● Exercise aim:
Find the word "party" in the data. Return every line where it appears.

● Record set:
• • • •
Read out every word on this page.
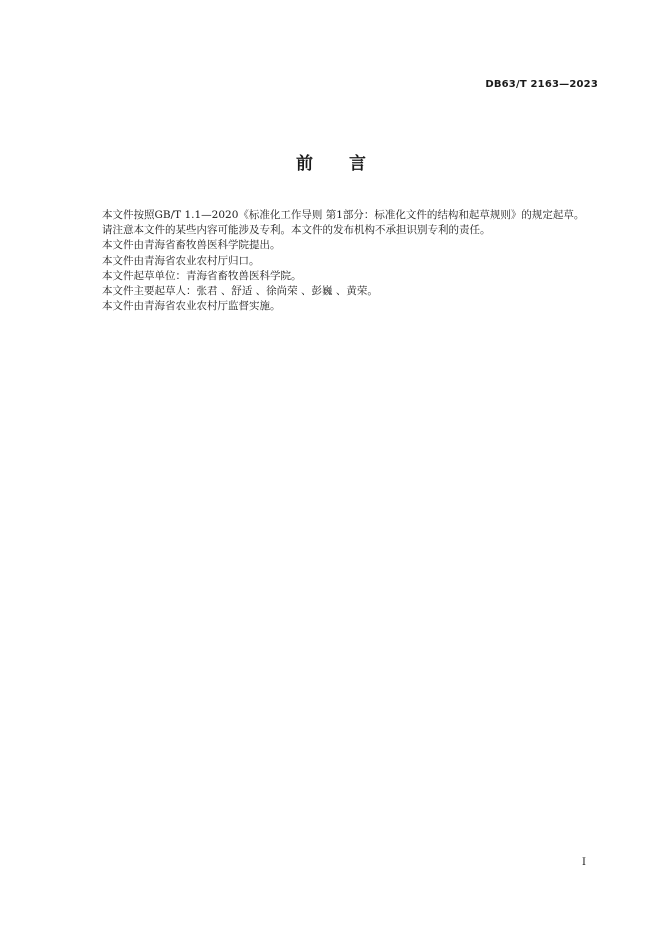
DB63/T 2163—2023
前 言

本文件按照GB/T 1.1—2020《标准化工作导则 第1部分：标准化文件的结构和起草规则》的规定起草。

请注意本文件的某些内容可能涉及专利。本文件的发布机构不承担识别专利的责任。

本文件由青海省畜牧兽医科学院提出。

本文件由青海省农业农村厅归口。

本文件起草单位：青海省畜牧兽医科学院。

本文件主要起草人：张君 、舒适 、徐尚荣 、彭巍 、黄荣。

本文件由青海省农业农村厅监督实施。

I
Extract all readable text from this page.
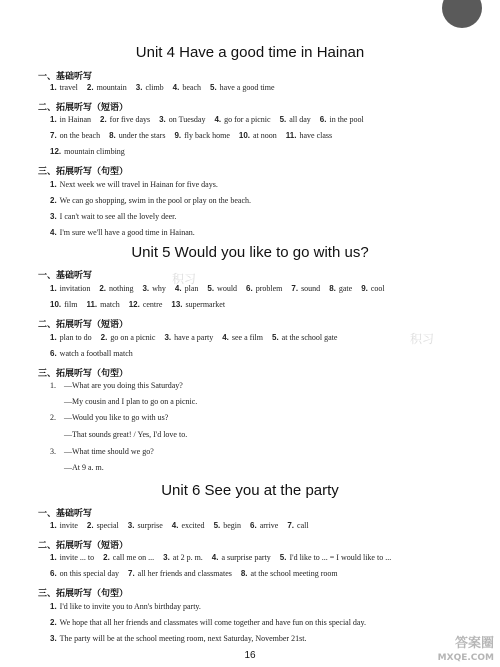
Unit 4 Have a good time in Hainan
一、基础听写
1. travel 2. mountain 3. climb 4. beach 5. have a good time
二、拓展听写（短语）
1. in Hainan 2. for five days 3. on Tuesday 4. go for a picnic 5. all day 6. in the pool
7. on the beach 8. under the stars 9. fly back home 10. at noon 11. have class
12. mountain climbing
三、拓展听写（句型）
1. Next week we will travel in Hainan for five days.
2. We can go shopping, swim in the pool or play on the beach.
3. I can't wait to see all the lovely deer.
4. I'm sure we'll have a good time in Hainan.
Unit 5 Would you like to go with us?
一、基础听写
1. invitation 2. nothing 3. why 4. plan 5. would 6. problem 7. sound 8. gate 9. cool
10. film 11. match 12. centre 13. supermarket
二、拓展听写（短语）
1. plan to do 2. go on a picnic 3. have a party 4. see a film 5. at the school gate
6. watch a football match
三、拓展听写（句型）
1. —What are you doing this Saturday?
—My cousin and I plan to go on a picnic.
2. —Would you like to go with us?
—That sounds great! / Yes, I'd love to.
3. —What time should we go?
—At 9 a. m.
Unit 6 See you at the party
一、基础听写
1. invite 2. special 3. surprise 4. excited 5. begin 6. arrive 7. call
二、拓展听写（短语）
1. invite ... to 2. call me on ... 3. at 2 p. m. 4. a surprise party 5. I'd like to ... = I would like to ...
6. on this special day 7. all her friends and classmates 8. at the school meeting room
三、拓展听写（句型）
1. I'd like to invite you to Ann's birthday party.
2. We hope that all her friends and classmates will come together and have fun on this special day.
3. The party will be at the school meeting room, next Saturday, November 21st.
16
积习
积习
答案圈
MXQE.COM
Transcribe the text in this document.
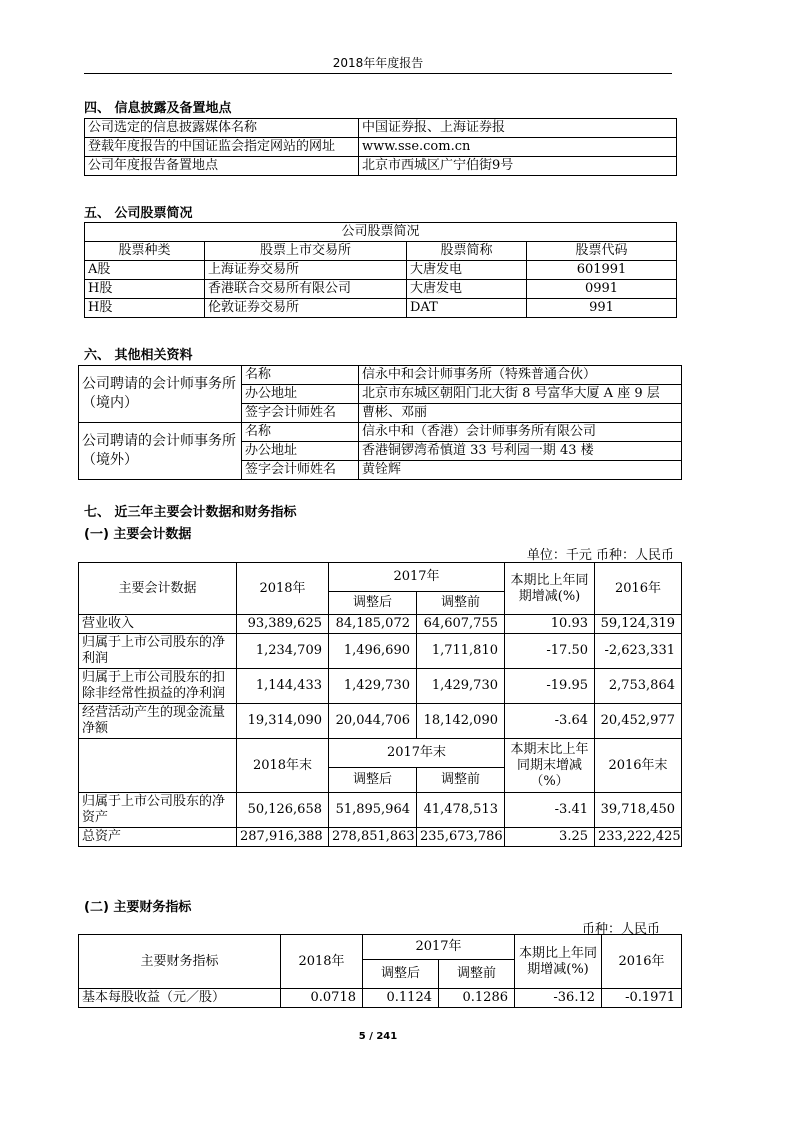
2018年年度报告
四、 信息披露及备置地点
公司选定的信息披露媒体名称	中国证券报、上海证券报
登载年度报告的中国证监会指定网站的网址	www.sse.com.cn
公司年度报告备置地点	北京市西城区广宁伯街9号
五、 公司股票简况
公司股票简况			
股票种类	股票上市交易所	股票简称	股票代码
A股	上海证券交易所	大唐发电	601991
H股	香港联合交易所有限公司	大唐发电	0991
H股	伦敦证券交易所	DAT	991
六、 其他相关资料
公司聘请的会计师事务所（境内）	名称	信永中和会计师事务所（特殊普通合伙）
	办公地址	北京市东城区朝阳门北大街 8 号富华大厦 A 座 9 层
	签字会计师姓名	曹彬、邓丽
公司聘请的会计师事务所（境外）	名称	信永中和（香港）会计师事务所有限公司
	办公地址	香港铜锣湾希慎道 33 号利园一期 43 楼
	签字会计师姓名	黄铨辉
七、 近三年主要会计数据和财务指标
(一) 主要会计数据
单位：千元 币种：人民币
主要会计数据	2018年	2017年		本期比上年同期增减(%)	2016年
		调整后	调整前		
营业收入	93,389,625	84,185,072	64,607,755	10.93	59,124,319
归属于上市公司股东的净利润	1,234,709	1,496,690	1,711,810	-17.50	-2,623,331
归属于上市公司股东的扣除非经常性损益的净利润	1,144,433	1,429,730	1,429,730	-19.95	2,753,864
经营活动产生的现金流量净额	19,314,090	20,044,706	18,142,090	-3.64	20,452,977
	2018年末	2017年末		本期末比上年同期末增减（%）	2016年末
		调整后	调整前		
归属于上市公司股东的净资产	50,126,658	51,895,964	41,478,513	-3.41	39,718,450
总资产	287,916,388	278,851,863	235,673,786	3.25	233,222,425
(二) 主要财务指标
币种：人民币
主要财务指标	2018年	2017年		本期比上年同期增减(%)	2016年
		调整后	调整前		
基本每股收益（元／股）	0.0718	0.1124	0.1286	-36.12	-0.1971
5 / 241
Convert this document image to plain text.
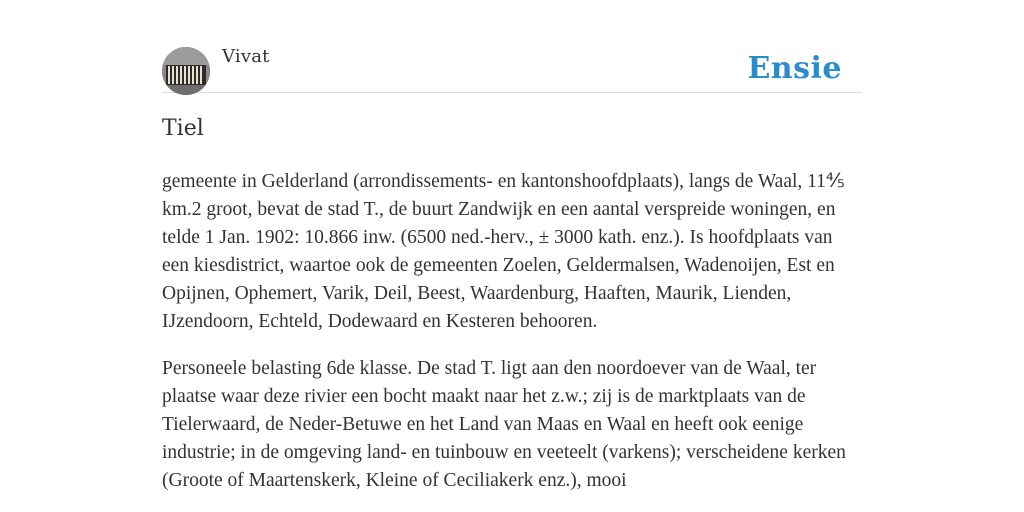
Vivat	Ensie
Tiel

gemeente in Gelderland (arrondissements- en kantonshoofdplaats), langs de Waal, 11⅘ km.2 groot, bevat de stad T., de buurt Zandwijk en een aantal verspreide woningen, en telde 1 Jan. 1902: 10.866 inw. (6500 ned.-herv., ± 3000 kath. enz.). Is hoofdplaats van een kiesdistrict, waartoe ook de gemeenten Zoelen, Geldermalsen, Wadenoijen, Est en Opijnen, Ophemert, Varik, Deil, Beest, Waardenburg, Haaften, Maurik, Lienden, IJzendoorn, Echteld, Dodewaard en Kesteren behooren.

Personeele belasting 6de klasse. De stad T. ligt aan den noordoever van de Waal, ter plaatse waar deze rivier een bocht maakt naar het z.w.; zij is de marktplaats van de Tielerwaard, de Neder-Betuwe en het Land van Maas en Waal en heeft ook eenige industrie; in de omgeving land- en tuinbouw en veeteelt (varkens); verscheidene kerken (Groote of Maartenskerk, Kleine of Ceciliakerk enz.), mooi
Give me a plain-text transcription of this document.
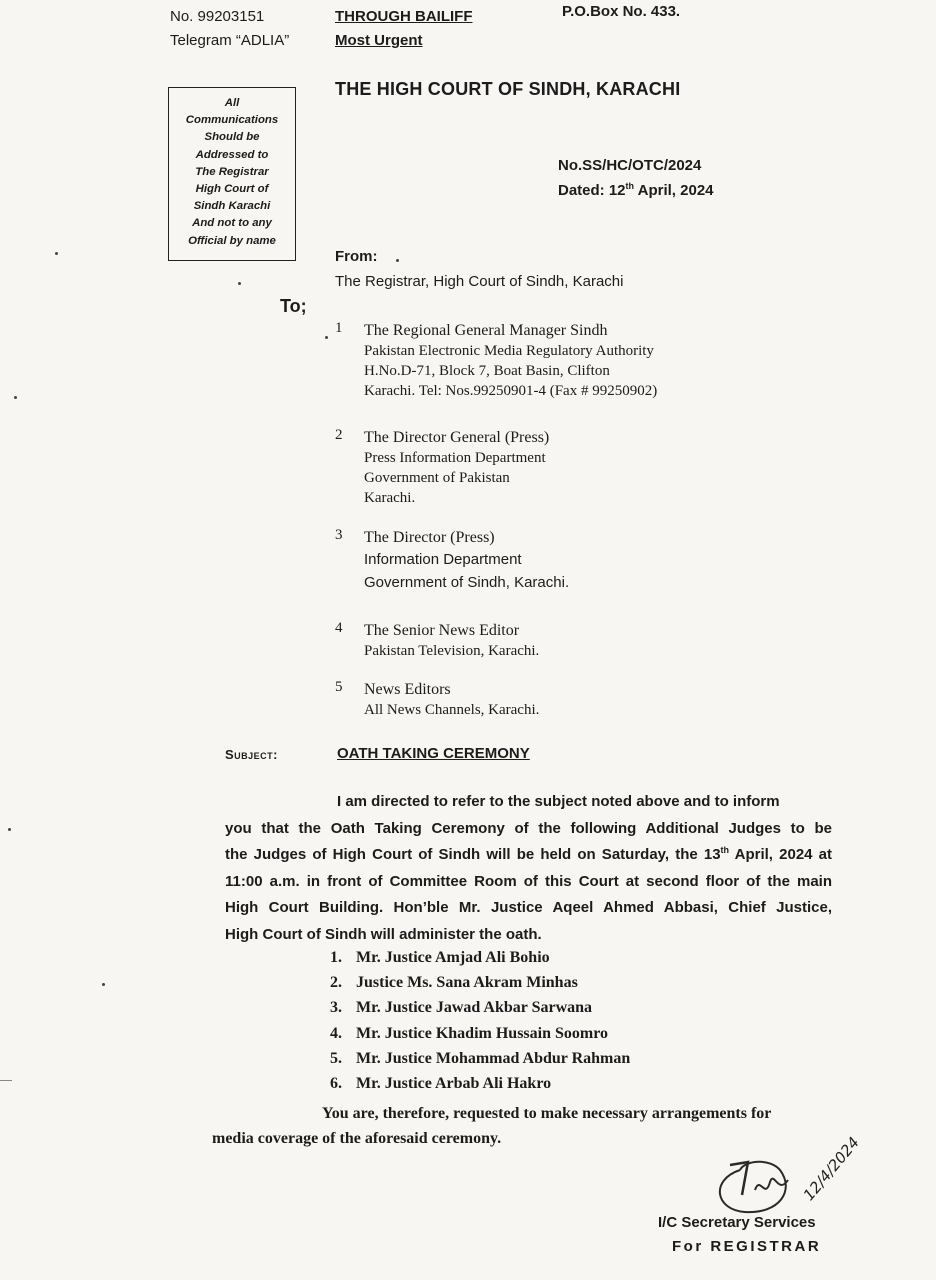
No. 99203151
Telegram “ADLIA”
THROUGH BAILIFF
Most Urgent
P.O.Box No. 433.
THE HIGH COURT OF SINDH, KARACHI
All
Communications
Should be
Addressed to
The Registrar
High Court of
Sindh Karachi
And not to any
Official by name
No.SS/HC/OTC/2024
Dated: 12th April, 2024
From:
The Registrar, High Court of Sindh, Karachi
To;
1	The Regional General Manager Sindh
Pakistan Electronic Media Regulatory Authority
H.No.D-71, Block 7, Boat Basin, Clifton
Karachi. Tel: Nos.99250901-4 (Fax # 99250902)
2	The Director General (Press)
Press Information Department
Government of Pakistan
Karachi.
3	The Director (Press)
Information Department
Government of Sindh, Karachi.
4	The Senior News Editor
Pakistan Television, Karachi.
5	News Editors
All News Channels, Karachi.
Subject:	OATH TAKING CEREMONY
I am directed to refer to the subject noted above and to inform
you that the Oath Taking Ceremony of the following Additional Judges to be
the Judges of High Court of Sindh will be held on Saturday, the 13th April, 2024 at
11:00 a.m. in front of Committee Room of this Court at second floor of the main
High Court Building. Hon’ble Mr. Justice Aqeel Ahmed Abbasi, Chief Justice,
High Court of Sindh will administer the oath.
1. Mr. Justice Amjad Ali Bohio
2. Justice Ms. Sana Akram Minhas
3. Mr. Justice Jawad Akbar Sarwana
4. Mr. Justice Khadim Hussain Soomro
5. Mr. Justice Mohammad Abdur Rahman
6. Mr. Justice Arbab Ali Hakro
You are, therefore, requested to make necessary arrangements for
media coverage of the aforesaid ceremony.	12/4/2024
I/C Secretary Services
For REGISTRAR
• • • •
● Right answer:
1. plan to do 2. go on a picnic 3. have a party 4. see a film 5. at the school gate
Unit 6 See you at the party
1. invite ... to 2. call me on ... 3. at 2 p. m. 4. a surprise party 5. I'd like to ... = I would like to ...
1. I'd like to invite you to Ann's birthday party.
3. The party will be at the school meeting room, next Saturday, November 21st.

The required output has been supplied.